■ Provided text
────
This is the easiest and safest route up the South Tower of Castle Rock. We did it in 4 pitches to reduce rope-drag as the 1st and 3rd pitches are meandering in nature. Pitch 1: rope up to climb a series of ledges that are mostly 4th and easy 5th class but with one crack requiring a 5.7 hand-jam - probably the most technically difficult move on the route. Traverse up and left, do the short 5.7 handjam crack, then traverse back right as high as you can go to the obvious ledge below Pitch 2. maybe 130 feet Pitch 2: Here you are faced with your choice of two off-width cracks separated by a blocky column. Take the right-most crack which has lots of great holds and features. Although there's some loose rock at the top of this pitch, there's also plenty of solid stuff. Take your time and test each hold. Belay at two-bolt anchor taking great care not to dislodge the many loose rocks on the sloping ledge. Great Pitch! maybe 70 feet, 5.6. Pitch 3: Traverse left, up a short crack then back right up to the biggest ledge just before things get steep. Anchor with cams in any of the many cracks available. 5.5, 50 feet. Pitch 4: This is the money pitch - great protection and awesome 5.5 climbing on chickenheads and cracks with the valley yawning away below. Move right from the belay ledge and follow the cracks and chickenheads to a classic summit. Sling the large juniper God put there just for climbers for your belay. 5.5, 60 feet. Note: If you're the kind of climber who doesn't mind running out 5.5 on loose rock over a yawning abyss, you could run pitches 3 and 4 together, placing gear only the at beginning of the 4th pitch to avoid rope-drag. I wouldn't recommend it though. Not a classic perhaps but a good route and an excellent moderate outing depositing you on a classic summit.

Location

See photos for orientation location. Two double-rope (60m) rappels will get you back to your your backpack. Be aware of the presence of a couple of prickly pear cacti which will want to interfere with your rope-retrieval efforts after the final rappel.

Protection

Trad. Full rack of cams and nuts will do nicely with some long slings. Bring some slings to leave, black or sandstone color please. There is a two-bolt anchor on the on the top of pitch 2, the right one looks dubious and the hanger spins easily, the left one is solid. Beta per 2015.
────
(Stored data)
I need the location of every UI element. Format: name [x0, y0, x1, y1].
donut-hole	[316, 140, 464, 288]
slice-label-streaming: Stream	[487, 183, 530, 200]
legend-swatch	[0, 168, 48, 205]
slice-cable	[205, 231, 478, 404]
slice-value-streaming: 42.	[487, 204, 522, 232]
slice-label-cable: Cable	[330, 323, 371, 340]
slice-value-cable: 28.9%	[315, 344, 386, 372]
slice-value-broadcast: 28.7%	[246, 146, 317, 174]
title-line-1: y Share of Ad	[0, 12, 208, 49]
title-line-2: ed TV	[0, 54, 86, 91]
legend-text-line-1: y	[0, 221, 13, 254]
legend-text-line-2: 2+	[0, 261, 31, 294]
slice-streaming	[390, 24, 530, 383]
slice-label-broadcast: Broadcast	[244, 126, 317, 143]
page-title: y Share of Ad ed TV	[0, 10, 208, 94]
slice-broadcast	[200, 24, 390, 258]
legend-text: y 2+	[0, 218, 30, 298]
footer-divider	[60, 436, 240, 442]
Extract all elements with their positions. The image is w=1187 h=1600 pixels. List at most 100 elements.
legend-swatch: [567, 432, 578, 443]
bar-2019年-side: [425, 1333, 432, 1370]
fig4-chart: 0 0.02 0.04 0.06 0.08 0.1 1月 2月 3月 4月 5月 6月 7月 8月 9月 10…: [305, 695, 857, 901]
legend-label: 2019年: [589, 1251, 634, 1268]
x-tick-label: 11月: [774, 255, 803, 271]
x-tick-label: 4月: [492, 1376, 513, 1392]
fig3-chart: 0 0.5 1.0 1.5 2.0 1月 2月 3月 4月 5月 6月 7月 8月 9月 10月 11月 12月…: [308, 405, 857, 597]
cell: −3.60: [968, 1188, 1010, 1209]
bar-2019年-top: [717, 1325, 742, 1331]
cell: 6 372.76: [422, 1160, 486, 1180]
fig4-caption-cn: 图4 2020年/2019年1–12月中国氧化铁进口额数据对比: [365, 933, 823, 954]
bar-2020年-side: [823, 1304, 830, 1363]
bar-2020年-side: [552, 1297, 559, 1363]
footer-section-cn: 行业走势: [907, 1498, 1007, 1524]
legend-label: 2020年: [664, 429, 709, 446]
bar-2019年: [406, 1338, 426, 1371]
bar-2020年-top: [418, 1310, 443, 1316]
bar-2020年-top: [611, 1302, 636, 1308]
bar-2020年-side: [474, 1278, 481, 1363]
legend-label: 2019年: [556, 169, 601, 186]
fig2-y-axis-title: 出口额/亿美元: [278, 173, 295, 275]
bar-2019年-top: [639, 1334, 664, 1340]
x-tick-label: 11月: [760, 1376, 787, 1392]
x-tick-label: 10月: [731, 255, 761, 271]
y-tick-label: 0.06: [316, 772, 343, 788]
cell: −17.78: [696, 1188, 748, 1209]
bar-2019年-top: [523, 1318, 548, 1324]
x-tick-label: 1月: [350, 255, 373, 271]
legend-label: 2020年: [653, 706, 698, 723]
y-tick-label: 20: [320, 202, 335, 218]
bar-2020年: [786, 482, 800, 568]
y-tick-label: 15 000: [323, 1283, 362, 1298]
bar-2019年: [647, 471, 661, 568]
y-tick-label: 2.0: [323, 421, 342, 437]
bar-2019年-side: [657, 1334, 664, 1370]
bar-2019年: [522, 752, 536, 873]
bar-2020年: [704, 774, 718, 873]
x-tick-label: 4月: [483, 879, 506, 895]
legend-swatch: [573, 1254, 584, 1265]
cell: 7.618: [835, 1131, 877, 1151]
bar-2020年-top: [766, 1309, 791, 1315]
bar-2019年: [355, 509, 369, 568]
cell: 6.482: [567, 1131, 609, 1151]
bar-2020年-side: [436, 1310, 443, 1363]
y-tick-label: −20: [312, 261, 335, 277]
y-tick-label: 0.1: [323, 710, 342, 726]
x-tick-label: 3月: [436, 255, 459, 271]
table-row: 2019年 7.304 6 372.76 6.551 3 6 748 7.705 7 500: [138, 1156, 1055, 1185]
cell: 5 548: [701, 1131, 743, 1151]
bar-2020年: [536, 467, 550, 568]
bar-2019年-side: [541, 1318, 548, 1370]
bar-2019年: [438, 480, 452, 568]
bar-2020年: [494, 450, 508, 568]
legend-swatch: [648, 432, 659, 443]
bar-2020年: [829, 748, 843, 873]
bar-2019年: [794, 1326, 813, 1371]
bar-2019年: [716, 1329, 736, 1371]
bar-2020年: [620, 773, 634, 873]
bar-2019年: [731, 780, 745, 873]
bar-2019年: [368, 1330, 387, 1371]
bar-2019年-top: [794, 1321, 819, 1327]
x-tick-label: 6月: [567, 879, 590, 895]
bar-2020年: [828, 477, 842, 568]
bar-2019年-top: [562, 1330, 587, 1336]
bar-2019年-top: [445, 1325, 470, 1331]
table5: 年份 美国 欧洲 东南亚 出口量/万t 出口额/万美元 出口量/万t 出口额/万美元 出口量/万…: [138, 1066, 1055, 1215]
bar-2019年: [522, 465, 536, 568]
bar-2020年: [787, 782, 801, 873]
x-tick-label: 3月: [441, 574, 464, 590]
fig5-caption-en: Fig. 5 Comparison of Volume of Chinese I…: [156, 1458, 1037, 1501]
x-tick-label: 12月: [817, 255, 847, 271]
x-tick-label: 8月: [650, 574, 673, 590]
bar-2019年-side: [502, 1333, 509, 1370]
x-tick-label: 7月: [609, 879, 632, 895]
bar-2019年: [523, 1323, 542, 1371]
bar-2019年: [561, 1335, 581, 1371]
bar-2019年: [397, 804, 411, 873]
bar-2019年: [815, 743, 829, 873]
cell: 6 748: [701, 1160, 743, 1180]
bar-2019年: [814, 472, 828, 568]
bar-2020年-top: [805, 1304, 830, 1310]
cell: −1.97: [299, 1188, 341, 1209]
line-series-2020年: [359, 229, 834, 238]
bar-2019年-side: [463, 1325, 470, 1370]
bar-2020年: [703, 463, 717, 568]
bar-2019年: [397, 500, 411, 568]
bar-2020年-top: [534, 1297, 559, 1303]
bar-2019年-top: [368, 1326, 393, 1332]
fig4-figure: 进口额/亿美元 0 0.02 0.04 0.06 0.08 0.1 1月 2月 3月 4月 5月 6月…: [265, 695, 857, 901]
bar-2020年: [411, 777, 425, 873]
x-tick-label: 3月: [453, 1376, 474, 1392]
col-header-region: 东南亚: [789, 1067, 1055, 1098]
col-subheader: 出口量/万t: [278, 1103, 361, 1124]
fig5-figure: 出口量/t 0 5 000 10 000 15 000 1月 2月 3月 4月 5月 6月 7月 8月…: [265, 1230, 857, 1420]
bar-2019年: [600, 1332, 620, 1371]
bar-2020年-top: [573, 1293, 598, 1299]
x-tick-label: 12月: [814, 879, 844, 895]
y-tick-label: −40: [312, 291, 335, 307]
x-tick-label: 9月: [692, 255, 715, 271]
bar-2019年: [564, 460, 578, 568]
────
■ Goal of the exercise
State which bolt of the two-bolt anchor at the top of pitch 2 the route description calls dubious. This material has no connection to the route description.

■ Exercise answer
The right bolt, whose hanger spins easily.